▶ **What is expected**
Output the rows without any changes, starting with the first row and ending with the line that contains "calendar-cell — [21, 119, 128, 209]", including that line. Output only these rows.

Spatial layout data
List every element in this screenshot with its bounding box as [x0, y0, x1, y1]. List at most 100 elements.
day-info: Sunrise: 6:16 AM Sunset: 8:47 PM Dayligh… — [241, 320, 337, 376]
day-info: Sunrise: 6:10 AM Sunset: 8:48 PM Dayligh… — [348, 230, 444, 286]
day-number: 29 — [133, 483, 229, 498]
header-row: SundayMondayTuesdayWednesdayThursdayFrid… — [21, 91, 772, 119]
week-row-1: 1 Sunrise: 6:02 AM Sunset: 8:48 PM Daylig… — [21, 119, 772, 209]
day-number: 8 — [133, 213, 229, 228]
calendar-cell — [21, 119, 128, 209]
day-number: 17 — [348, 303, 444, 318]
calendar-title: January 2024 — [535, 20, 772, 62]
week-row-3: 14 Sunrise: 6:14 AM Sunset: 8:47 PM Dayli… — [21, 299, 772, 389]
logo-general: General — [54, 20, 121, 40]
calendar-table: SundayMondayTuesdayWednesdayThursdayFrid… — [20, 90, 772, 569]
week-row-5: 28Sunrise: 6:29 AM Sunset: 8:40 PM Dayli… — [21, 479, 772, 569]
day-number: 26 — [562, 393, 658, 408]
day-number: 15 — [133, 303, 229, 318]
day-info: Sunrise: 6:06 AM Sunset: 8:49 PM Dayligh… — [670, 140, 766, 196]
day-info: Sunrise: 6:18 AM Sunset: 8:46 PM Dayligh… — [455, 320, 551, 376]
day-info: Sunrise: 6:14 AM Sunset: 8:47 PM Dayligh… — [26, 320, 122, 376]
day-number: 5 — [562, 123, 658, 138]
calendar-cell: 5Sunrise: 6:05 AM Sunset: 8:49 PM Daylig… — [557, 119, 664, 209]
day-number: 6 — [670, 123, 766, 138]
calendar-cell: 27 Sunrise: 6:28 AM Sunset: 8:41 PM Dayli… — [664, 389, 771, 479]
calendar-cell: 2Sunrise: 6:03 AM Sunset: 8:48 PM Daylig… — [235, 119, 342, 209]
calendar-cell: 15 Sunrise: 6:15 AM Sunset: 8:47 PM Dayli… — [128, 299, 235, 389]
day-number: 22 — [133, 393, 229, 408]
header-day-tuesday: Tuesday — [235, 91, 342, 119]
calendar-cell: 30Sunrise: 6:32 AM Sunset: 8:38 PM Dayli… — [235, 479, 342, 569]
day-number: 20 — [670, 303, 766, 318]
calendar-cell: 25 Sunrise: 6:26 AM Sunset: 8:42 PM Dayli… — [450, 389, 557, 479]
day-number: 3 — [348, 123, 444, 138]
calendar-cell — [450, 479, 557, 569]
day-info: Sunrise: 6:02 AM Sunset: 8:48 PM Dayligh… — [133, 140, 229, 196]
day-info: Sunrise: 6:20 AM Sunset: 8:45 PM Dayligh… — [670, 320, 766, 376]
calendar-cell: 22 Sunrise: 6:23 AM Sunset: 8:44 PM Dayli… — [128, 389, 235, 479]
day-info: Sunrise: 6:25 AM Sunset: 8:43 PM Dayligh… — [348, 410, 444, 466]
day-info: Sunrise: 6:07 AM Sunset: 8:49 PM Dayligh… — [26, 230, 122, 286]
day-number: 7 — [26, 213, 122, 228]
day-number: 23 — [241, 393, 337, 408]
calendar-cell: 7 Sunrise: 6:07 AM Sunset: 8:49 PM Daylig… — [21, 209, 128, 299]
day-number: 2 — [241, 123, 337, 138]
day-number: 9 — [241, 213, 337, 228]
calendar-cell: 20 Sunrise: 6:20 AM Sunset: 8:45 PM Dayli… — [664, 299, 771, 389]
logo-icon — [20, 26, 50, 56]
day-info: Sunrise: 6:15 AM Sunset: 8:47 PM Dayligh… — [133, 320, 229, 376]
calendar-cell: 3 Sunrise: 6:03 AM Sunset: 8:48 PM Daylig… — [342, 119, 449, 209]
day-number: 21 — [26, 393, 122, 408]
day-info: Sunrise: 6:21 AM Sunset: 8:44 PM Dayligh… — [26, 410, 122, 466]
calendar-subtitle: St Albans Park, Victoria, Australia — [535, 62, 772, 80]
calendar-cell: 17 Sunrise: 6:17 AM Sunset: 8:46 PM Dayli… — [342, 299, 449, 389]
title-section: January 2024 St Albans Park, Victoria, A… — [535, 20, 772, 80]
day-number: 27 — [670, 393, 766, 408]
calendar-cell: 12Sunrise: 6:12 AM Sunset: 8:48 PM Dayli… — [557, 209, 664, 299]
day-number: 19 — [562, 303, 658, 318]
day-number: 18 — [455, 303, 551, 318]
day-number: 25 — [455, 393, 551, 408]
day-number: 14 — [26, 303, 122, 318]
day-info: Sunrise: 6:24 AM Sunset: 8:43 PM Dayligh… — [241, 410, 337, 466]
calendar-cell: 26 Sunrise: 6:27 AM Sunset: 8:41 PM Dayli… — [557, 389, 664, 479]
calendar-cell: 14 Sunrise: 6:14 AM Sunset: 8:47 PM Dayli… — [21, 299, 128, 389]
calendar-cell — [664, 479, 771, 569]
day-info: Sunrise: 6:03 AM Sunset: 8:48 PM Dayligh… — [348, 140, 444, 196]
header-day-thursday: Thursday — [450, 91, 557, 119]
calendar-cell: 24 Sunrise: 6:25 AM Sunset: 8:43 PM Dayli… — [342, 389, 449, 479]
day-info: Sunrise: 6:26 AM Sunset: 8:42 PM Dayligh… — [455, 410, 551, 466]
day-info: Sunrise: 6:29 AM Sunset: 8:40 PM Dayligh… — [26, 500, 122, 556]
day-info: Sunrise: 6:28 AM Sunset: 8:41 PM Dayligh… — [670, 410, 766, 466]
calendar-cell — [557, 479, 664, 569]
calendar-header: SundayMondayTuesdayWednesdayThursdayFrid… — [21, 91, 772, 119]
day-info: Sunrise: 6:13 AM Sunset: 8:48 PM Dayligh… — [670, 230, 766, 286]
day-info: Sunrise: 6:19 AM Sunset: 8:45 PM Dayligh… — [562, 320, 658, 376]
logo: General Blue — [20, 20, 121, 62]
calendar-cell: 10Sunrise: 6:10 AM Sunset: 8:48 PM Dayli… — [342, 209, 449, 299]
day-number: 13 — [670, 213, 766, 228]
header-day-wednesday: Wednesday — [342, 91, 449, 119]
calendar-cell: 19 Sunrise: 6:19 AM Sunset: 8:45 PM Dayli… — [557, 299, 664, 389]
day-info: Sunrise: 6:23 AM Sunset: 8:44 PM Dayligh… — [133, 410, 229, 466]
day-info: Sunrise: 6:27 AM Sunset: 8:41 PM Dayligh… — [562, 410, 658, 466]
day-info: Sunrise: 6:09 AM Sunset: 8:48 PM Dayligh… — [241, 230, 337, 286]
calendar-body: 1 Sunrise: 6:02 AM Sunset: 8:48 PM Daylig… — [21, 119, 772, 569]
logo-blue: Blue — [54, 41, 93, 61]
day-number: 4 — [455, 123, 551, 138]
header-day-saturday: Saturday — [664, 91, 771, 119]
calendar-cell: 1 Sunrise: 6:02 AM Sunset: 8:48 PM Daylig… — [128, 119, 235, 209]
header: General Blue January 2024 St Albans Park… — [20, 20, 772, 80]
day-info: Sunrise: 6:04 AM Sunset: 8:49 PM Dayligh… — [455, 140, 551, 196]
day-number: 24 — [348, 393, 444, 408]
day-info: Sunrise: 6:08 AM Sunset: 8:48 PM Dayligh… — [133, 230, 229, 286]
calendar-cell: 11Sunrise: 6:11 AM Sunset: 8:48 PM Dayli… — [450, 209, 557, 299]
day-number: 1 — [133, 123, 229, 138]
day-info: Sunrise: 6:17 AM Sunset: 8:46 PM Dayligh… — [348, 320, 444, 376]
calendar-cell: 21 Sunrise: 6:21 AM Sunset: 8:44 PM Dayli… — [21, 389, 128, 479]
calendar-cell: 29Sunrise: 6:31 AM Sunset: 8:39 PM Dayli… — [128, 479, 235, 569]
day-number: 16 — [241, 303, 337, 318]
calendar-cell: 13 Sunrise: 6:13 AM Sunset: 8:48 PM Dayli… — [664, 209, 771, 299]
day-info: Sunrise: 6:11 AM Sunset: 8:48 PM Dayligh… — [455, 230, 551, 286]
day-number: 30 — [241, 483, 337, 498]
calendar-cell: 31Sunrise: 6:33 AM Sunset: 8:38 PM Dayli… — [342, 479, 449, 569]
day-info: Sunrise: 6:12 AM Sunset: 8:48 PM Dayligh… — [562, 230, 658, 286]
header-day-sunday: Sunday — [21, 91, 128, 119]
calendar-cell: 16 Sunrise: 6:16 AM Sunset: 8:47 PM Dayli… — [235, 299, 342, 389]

▶ **The output**
List every element in this screenshot with its bounding box as [x0, y0, x1, y1]. List at most 100 elements.
day-info: Sunrise: 6:16 AM Sunset: 8:47 PM Dayligh… — [241, 320, 337, 376]
day-info: Sunrise: 6:10 AM Sunset: 8:48 PM Dayligh… — [348, 230, 444, 286]
day-number: 29 — [133, 483, 229, 498]
header-row: SundayMondayTuesdayWednesdayThursdayFrid… — [21, 91, 772, 119]
week-row-1: 1 Sunrise: 6:02 AM Sunset: 8:48 PM Daylig… — [21, 119, 772, 209]
day-number: 8 — [133, 213, 229, 228]
calendar-cell — [21, 119, 128, 209]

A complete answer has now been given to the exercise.